*EXERCISE PROMPT*. Return the whole listing exactly as it stands.

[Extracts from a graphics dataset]
::::
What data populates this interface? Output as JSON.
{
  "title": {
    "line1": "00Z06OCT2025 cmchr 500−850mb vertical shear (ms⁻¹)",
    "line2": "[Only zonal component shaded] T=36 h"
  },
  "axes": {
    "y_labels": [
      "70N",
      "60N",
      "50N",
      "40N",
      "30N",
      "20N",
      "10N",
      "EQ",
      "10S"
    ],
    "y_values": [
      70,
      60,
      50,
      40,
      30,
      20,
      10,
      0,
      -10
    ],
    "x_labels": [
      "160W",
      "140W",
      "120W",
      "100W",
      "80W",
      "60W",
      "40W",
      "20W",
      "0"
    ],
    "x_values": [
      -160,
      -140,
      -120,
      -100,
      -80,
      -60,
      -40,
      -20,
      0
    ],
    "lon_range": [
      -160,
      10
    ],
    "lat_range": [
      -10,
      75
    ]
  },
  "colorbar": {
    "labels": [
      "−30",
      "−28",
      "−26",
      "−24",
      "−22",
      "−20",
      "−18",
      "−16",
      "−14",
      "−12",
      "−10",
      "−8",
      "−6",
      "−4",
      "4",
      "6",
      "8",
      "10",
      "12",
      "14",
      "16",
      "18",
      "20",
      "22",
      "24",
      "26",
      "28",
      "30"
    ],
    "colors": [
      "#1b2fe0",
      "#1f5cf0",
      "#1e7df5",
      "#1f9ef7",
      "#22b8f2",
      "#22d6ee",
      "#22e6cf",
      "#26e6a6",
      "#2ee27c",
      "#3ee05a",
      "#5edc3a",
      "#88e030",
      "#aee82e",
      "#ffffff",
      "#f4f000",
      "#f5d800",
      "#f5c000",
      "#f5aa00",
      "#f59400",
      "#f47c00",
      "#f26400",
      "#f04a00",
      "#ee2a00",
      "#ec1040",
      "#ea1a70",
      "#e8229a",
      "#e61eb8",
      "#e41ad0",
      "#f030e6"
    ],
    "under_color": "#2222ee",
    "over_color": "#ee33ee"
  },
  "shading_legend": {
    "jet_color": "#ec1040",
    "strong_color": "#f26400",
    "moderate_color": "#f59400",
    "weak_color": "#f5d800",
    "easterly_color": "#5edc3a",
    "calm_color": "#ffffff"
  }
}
::::
*COMPLETED TASK*.
What data populates this interface? Output as JSON.
{
  "title": {
    "line1": "00Z06OCT2025 cmchr 500−850mb vertical shear (ms⁻¹)",
    "line2": "[Only zonal component shaded] T=36 h"
  },
  "axes": {
    "y_labels": [
      "70N",
      "60N",
      "50N",
      "40N",
      "30N",
      "20N",
      "10N",
      "EQ",
      "10S"
    ],
    "y_values": [
      70,
      60,
      50,
      40,
      30,
      20,
      10,
      0,
      -10
    ],
    "x_labels": [
      "160W",
      "140W",
      "120W",
      "100W",
      "80W",
      "60W",
      "40W",
      "20W",
      "0"
    ],
    "x_values": [
      -160,
      -140,
      -120,
      -100,
      -80,
      -60,
      -40,
      -20,
      0
    ],
    "lon_range": [
      -160,
      10
    ],
    "lat_range": [
      -10,
      75
    ]
  },
  "colorbar": {
    "labels": [
      "−30",
      "−28",
      "−26",
      "−24",
      "−22",
      "−20",
      "−18",
      "−16",
      "−14",
      "−12",
      "−10",
      "−8",
      "−6",
      "−4",
      "4",
      "6",
      "8",
      "10",
      "12",
      "14",
      "16",
      "18",
      "20",
      "22",
      "24",
      "26",
      "28",
      "30"
    ],
    "colors": [
      "#1b2fe0",
      "#1f5cf0",
      "#1e7df5",
      "#1f9ef7",
      "#22b8f2",
      "#22d6ee",
      "#22e6cf",
      "#26e6a6",
      "#2ee27c",
      "#3ee05a",
      "#5edc3a",
      "#88e030",
      "#aee82e",
      "#ffffff",
      "#f4f000",
      "#f5d800",
      "#f5c000",
      "#f5aa00",
      "#f59400",
      "#f47c00",
      "#f26400",
      "#f04a00",
      "#ee2a00",
      "#ec1040",
      "#ea1a70",
      "#e8229a",
      "#e61eb8",
      "#e41ad0",
      "#f030e6"
    ],
    "under_color": "#2222ee",
    "over_color": "#ee33ee"
  },
  "shading_legend": {
    "jet_color": "#ec1040",
    "strong_color": "#f26400",
    "moderate_color": "#f59400",
    "weak_color": "#f5d800",
    "easterly_color": "#5edc3a",
    "calm_color": "#ffffff"
  }
}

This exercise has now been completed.